Dataset items
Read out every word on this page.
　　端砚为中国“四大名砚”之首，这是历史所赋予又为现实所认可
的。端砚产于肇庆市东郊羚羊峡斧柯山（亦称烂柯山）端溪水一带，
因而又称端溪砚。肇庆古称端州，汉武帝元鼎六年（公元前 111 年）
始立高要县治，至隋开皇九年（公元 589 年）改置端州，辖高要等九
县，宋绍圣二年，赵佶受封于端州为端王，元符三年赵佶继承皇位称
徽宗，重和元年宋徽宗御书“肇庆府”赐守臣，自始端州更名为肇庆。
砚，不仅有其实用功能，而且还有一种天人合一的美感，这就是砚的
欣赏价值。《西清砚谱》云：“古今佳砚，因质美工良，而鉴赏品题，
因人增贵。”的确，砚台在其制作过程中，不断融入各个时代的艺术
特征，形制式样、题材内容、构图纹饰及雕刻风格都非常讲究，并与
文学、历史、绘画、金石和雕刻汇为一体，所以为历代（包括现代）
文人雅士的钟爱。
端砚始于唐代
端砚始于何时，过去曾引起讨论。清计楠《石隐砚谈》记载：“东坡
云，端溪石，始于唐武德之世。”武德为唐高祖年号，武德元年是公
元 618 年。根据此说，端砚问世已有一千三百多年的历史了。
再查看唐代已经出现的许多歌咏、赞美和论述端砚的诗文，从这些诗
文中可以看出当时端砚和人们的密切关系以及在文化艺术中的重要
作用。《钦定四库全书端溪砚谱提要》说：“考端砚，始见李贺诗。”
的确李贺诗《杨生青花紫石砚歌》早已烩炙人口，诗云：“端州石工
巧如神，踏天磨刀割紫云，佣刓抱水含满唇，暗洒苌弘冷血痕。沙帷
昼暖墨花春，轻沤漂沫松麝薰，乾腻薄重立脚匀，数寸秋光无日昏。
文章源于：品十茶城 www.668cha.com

◆ **TASK DETAILS**:
Copy the material above back out, exactly as written.

◆ **EXERCISE SOLUTION**:
Read out every word on this page.
　　端砚为中国“四大名砚”之首，这是历史所赋予又为现实所认可
的。端砚产于肇庆市东郊羚羊峡斧柯山（亦称烂柯山）端溪水一带，
因而又称端溪砚。肇庆古称端州，汉武帝元鼎六年（公元前 111 年）
始立高要县治，至隋开皇九年（公元 589 年）改置端州，辖高要等九
县，宋绍圣二年，赵佶受封于端州为端王，元符三年赵佶继承皇位称
徽宗，重和元年宋徽宗御书“肇庆府”赐守臣，自始端州更名为肇庆。
砚，不仅有其实用功能，而且还有一种天人合一的美感，这就是砚的
欣赏价值。《西清砚谱》云：“古今佳砚，因质美工良，而鉴赏品题，
因人增贵。”的确，砚台在其制作过程中，不断融入各个时代的艺术
特征，形制式样、题材内容、构图纹饰及雕刻风格都非常讲究，并与
文学、历史、绘画、金石和雕刻汇为一体，所以为历代（包括现代）
文人雅士的钟爱。
端砚始于唐代
端砚始于何时，过去曾引起讨论。清计楠《石隐砚谈》记载：“东坡
云，端溪石，始于唐武德之世。”武德为唐高祖年号，武德元年是公
元 618 年。根据此说，端砚问世已有一千三百多年的历史了。
再查看唐代已经出现的许多歌咏、赞美和论述端砚的诗文，从这些诗
文中可以看出当时端砚和人们的密切关系以及在文化艺术中的重要
作用。《钦定四库全书端溪砚谱提要》说：“考端砚，始见李贺诗。”
的确李贺诗《杨生青花紫石砚歌》早已烩炙人口，诗云：“端州石工
巧如神，踏天磨刀割紫云，佣刓抱水含满唇，暗洒苌弘冷血痕。沙帷
昼暖墨花春，轻沤漂沫松麝薰，乾腻薄重立脚匀，数寸秋光无日昏。
文章源于：品十茶城 www.668cha.com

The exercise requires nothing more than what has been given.